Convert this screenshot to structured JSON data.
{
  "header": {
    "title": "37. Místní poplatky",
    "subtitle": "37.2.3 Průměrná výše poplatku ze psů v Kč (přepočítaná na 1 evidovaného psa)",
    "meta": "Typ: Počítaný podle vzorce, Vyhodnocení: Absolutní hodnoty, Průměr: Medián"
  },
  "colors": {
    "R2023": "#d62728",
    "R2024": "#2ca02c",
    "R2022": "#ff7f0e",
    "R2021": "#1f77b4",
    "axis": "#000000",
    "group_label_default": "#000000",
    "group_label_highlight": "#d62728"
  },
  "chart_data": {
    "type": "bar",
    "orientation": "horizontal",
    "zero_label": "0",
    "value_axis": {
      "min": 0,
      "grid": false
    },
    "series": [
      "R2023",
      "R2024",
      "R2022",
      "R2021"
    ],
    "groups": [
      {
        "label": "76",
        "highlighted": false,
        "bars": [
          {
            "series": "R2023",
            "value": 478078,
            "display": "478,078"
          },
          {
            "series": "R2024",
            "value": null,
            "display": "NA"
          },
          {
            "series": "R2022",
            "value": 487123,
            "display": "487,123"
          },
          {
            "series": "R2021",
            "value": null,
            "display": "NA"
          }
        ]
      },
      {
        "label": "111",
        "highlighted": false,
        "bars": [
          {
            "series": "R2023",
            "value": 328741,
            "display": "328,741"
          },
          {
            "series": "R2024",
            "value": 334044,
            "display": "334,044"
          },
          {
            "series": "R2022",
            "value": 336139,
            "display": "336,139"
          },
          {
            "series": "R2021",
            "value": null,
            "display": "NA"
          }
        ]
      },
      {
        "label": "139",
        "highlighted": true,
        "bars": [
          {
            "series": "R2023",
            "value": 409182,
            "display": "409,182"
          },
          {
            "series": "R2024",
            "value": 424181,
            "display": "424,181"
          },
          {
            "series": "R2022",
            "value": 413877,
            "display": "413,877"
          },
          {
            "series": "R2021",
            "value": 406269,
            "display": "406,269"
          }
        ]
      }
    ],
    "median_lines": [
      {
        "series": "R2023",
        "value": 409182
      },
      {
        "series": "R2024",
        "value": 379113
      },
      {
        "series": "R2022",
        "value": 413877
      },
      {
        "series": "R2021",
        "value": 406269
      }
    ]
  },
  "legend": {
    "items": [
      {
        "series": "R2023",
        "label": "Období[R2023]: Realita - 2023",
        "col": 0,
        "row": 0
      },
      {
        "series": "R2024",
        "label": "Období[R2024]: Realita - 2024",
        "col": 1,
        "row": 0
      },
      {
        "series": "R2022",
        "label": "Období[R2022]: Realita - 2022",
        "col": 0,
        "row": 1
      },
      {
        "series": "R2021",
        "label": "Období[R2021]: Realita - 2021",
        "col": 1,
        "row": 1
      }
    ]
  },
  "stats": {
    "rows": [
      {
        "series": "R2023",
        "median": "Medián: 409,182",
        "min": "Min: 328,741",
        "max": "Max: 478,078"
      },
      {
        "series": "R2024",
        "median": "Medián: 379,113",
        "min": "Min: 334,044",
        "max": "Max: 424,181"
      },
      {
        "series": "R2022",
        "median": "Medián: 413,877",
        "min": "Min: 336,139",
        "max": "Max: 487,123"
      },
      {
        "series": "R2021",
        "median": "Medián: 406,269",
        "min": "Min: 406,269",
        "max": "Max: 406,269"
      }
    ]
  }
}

• • • • • • •

### YOUR TASK
Write out the full listing exactly as given.

### SOLVED EXERCISE
Convert this screenshot to structured JSON data.
{
  "header": {
    "title": "37. Místní poplatky",
    "subtitle": "37.2.3 Průměrná výše poplatku ze psů v Kč (přepočítaná na 1 evidovaného psa)",
    "meta": "Typ: Počítaný podle vzorce, Vyhodnocení: Absolutní hodnoty, Průměr: Medián"
  },
  "colors": {
    "R2023": "#d62728",
    "R2024": "#2ca02c",
    "R2022": "#ff7f0e",
    "R2021": "#1f77b4",
    "axis": "#000000",
    "group_label_default": "#000000",
    "group_label_highlight": "#d62728"
  },
  "chart_data": {
    "type": "bar",
    "orientation": "horizontal",
    "zero_label": "0",
    "value_axis": {
      "min": 0,
      "grid": false
    },
    "series": [
      "R2023",
      "R2024",
      "R2022",
      "R2021"
    ],
    "groups": [
      {
        "label": "76",
        "highlighted": false,
        "bars": [
          {
            "series": "R2023",
            "value": 478078,
            "display": "478,078"
          },
          {
            "series": "R2024",
            "value": null,
            "display": "NA"
          },
          {
            "series": "R2022",
            "value": 487123,
            "display": "487,123"
          },
          {
            "series": "R2021",
            "value": null,
            "display": "NA"
          }
        ]
      },
      {
        "label": "111",
        "highlighted": false,
        "bars": [
          {
            "series": "R2023",
            "value": 328741,
            "display": "328,741"
          },
          {
            "series": "R2024",
            "value": 334044,
            "display": "334,044"
          },
          {
            "series": "R2022",
            "value": 336139,
            "display": "336,139"
          },
          {
            "series": "R2021",
            "value": null,
            "display": "NA"
          }
        ]
      },
      {
        "label": "139",
        "highlighted": true,
        "bars": [
          {
            "series": "R2023",
            "value": 409182,
            "display": "409,182"
          },
          {
            "series": "R2024",
            "value": 424181,
            "display": "424,181"
          },
          {
            "series": "R2022",
            "value": 413877,
            "display": "413,877"
          },
          {
            "series": "R2021",
            "value": 406269,
            "display": "406,269"
          }
        ]
      }
    ],
    "median_lines": [
      {
        "series": "R2023",
        "value": 409182
      },
      {
        "series": "R2024",
        "value": 379113
      },
      {
        "series": "R2022",
        "value": 413877
      },
      {
        "series": "R2021",
        "value": 406269
      }
    ]
  },
  "legend": {
    "items": [
      {
        "series": "R2023",
        "label": "Období[R2023]: Realita - 2023",
        "col": 0,
        "row": 0
      },
      {
        "series": "R2024",
        "label": "Období[R2024]: Realita - 2024",
        "col": 1,
        "row": 0
      },
      {
        "series": "R2022",
        "label": "Období[R2022]: Realita - 2022",
        "col": 0,
        "row": 1
      },
      {
        "series": "R2021",
        "label": "Období[R2021]: Realita - 2021",
        "col": 1,
        "row": 1
      }
    ]
  },
  "stats": {
    "rows": [
      {
        "series": "R2023",
        "median": "Medián: 409,182",
        "min": "Min: 328,741",
        "max": "Max: 478,078"
      },
      {
        "series": "R2024",
        "median": "Medián: 379,113",
        "min": "Min: 334,044",
        "max": "Max: 424,181"
      },
      {
        "series": "R2022",
        "median": "Medián: 413,877",
        "min": "Min: 336,139",
        "max": "Max: 487,123"
      },
      {
        "series": "R2021",
        "median": "Medián: 406,269",
        "min": "Min: 406,269",
        "max": "Max: 406,269"
      }
    ]
  }
}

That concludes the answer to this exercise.